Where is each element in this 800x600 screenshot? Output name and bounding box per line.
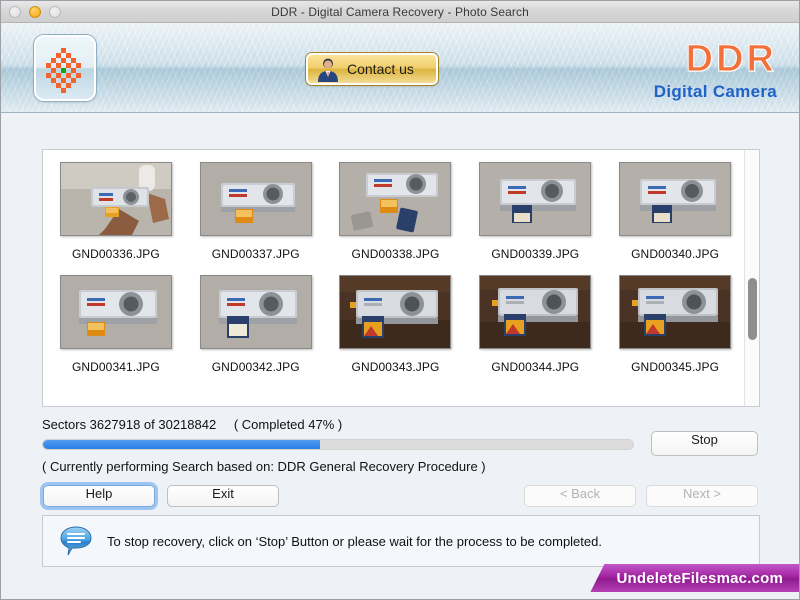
____________
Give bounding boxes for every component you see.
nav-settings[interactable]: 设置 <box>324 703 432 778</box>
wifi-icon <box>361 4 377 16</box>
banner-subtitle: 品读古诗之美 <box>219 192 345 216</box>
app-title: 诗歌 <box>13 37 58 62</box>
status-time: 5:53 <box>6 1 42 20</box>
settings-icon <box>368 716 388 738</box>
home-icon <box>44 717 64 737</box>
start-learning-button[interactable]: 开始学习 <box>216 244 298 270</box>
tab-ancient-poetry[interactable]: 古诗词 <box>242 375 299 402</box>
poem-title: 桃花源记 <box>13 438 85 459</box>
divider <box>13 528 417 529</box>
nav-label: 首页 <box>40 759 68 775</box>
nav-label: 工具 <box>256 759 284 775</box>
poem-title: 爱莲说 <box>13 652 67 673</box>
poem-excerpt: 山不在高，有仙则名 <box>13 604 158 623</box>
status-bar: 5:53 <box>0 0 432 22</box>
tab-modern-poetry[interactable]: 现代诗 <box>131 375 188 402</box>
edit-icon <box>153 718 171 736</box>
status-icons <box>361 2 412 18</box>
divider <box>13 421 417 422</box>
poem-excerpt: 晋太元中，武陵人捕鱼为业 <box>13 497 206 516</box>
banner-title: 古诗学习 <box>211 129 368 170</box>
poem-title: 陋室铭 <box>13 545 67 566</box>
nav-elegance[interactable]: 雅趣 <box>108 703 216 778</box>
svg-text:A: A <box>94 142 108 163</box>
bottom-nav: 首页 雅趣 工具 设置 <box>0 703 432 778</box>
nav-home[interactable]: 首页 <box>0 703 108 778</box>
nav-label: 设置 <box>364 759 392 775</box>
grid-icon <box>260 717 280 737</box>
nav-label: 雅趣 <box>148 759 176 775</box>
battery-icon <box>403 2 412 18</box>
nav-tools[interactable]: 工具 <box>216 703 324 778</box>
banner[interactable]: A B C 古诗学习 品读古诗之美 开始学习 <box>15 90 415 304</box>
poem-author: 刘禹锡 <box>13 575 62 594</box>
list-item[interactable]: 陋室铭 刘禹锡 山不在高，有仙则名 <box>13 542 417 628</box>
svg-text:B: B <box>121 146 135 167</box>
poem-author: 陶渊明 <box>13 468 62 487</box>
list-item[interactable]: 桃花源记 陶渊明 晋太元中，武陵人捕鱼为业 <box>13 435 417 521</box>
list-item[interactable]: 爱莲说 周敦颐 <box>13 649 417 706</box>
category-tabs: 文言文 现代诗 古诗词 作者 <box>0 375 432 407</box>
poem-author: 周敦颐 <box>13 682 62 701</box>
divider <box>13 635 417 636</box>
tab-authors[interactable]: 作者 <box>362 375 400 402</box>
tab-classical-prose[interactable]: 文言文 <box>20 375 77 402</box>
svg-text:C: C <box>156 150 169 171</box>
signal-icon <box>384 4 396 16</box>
____________
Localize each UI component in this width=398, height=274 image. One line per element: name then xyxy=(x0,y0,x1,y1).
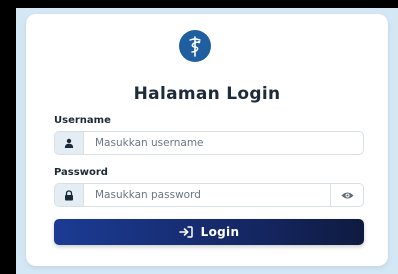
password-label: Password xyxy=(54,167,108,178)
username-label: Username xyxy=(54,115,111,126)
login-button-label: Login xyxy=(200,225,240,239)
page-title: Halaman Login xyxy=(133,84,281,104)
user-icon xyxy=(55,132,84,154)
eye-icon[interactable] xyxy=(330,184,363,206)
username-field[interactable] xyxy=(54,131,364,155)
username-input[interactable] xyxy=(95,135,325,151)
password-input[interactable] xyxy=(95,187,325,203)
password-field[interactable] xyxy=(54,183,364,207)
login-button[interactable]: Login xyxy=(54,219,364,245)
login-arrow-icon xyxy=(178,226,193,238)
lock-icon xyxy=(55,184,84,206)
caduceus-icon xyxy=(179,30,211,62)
____________
## GOAL
Edit the rows between the line containing "Give bounding boxes" and the line containing "divider <box>13 528 417 529</box>", inclusive, replacing "settings-icon" with "gear-icon" and changing nothing else, and return only those rows.

## EXPECTED ANSWER
Give bounding boxes for every component you see.
nav-settings[interactable]: 设置 <box>324 703 432 778</box>
wifi-icon <box>361 4 377 16</box>
banner-subtitle: 品读古诗之美 <box>219 192 345 216</box>
app-title: 诗歌 <box>13 37 58 62</box>
status-time: 5:53 <box>6 1 42 20</box>
gear-icon <box>368 716 388 738</box>
home-icon <box>44 717 64 737</box>
start-learning-button[interactable]: 开始学习 <box>216 244 298 270</box>
tab-ancient-poetry[interactable]: 古诗词 <box>242 375 299 402</box>
poem-title: 桃花源记 <box>13 438 85 459</box>
divider <box>13 528 417 529</box>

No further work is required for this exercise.